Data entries
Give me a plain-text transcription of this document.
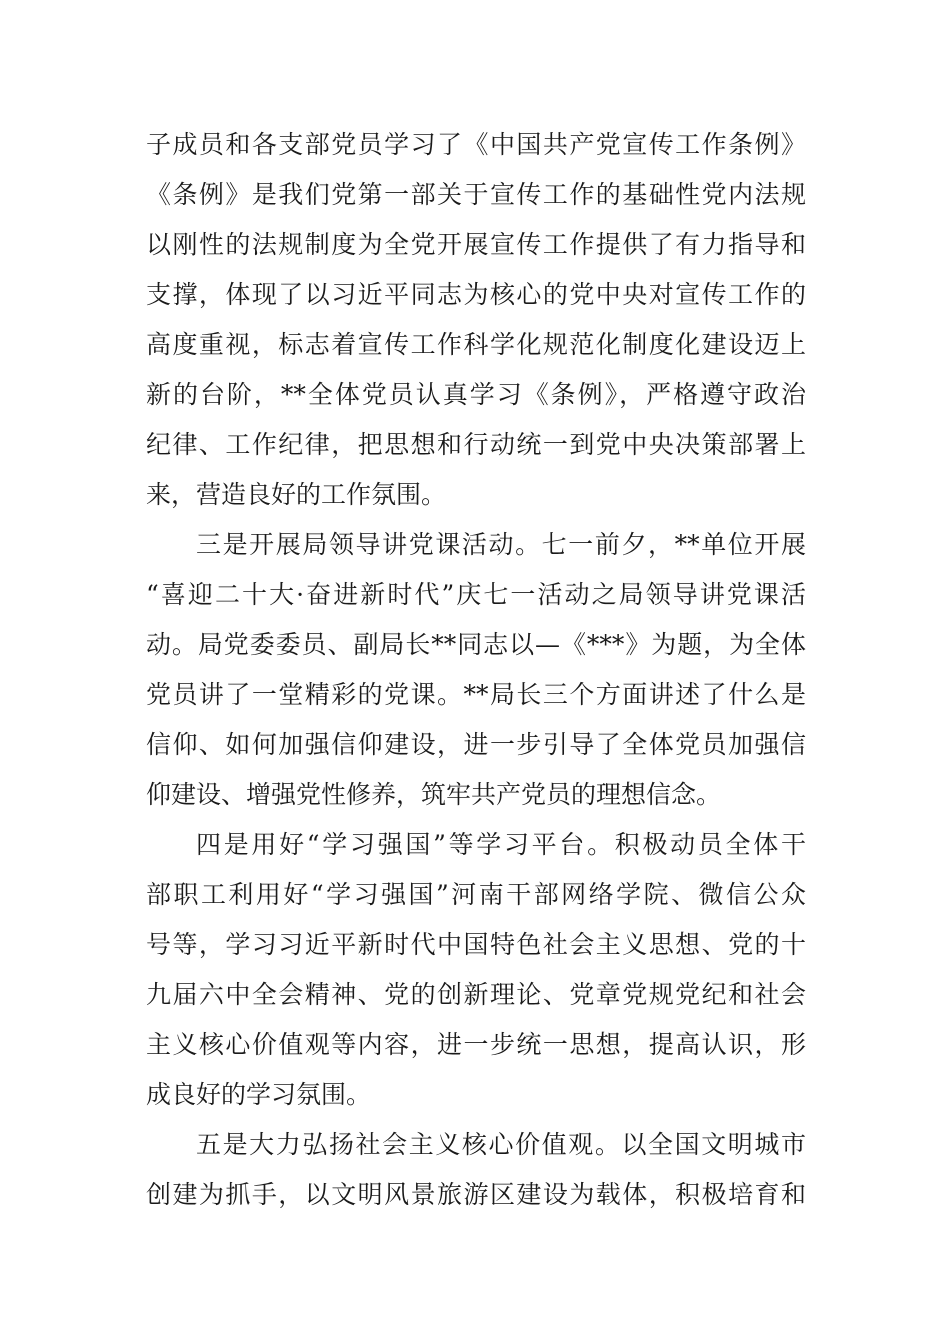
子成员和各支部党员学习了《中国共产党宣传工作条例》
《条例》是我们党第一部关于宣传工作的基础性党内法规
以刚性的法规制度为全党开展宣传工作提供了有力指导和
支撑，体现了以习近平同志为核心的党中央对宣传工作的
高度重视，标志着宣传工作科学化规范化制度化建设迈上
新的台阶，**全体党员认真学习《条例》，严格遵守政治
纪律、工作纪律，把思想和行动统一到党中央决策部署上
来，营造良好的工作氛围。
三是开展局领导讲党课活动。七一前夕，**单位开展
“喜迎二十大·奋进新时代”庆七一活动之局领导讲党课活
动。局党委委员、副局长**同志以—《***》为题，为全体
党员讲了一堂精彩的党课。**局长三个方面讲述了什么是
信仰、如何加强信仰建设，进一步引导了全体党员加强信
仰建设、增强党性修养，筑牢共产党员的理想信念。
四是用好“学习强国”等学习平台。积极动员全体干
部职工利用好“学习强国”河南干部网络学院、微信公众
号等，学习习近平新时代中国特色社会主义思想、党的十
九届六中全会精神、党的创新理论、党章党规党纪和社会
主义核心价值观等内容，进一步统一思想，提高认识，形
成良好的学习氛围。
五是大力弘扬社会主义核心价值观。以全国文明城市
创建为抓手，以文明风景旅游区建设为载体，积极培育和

== Task directions ==
Above are the records. Identify each line that contains the word "学习强国".

== Correct answer ==
四是用好“学习强国”等学习平台。积极动员全体干
部职工利用好“学习强国”河南干部网络学院、微信公众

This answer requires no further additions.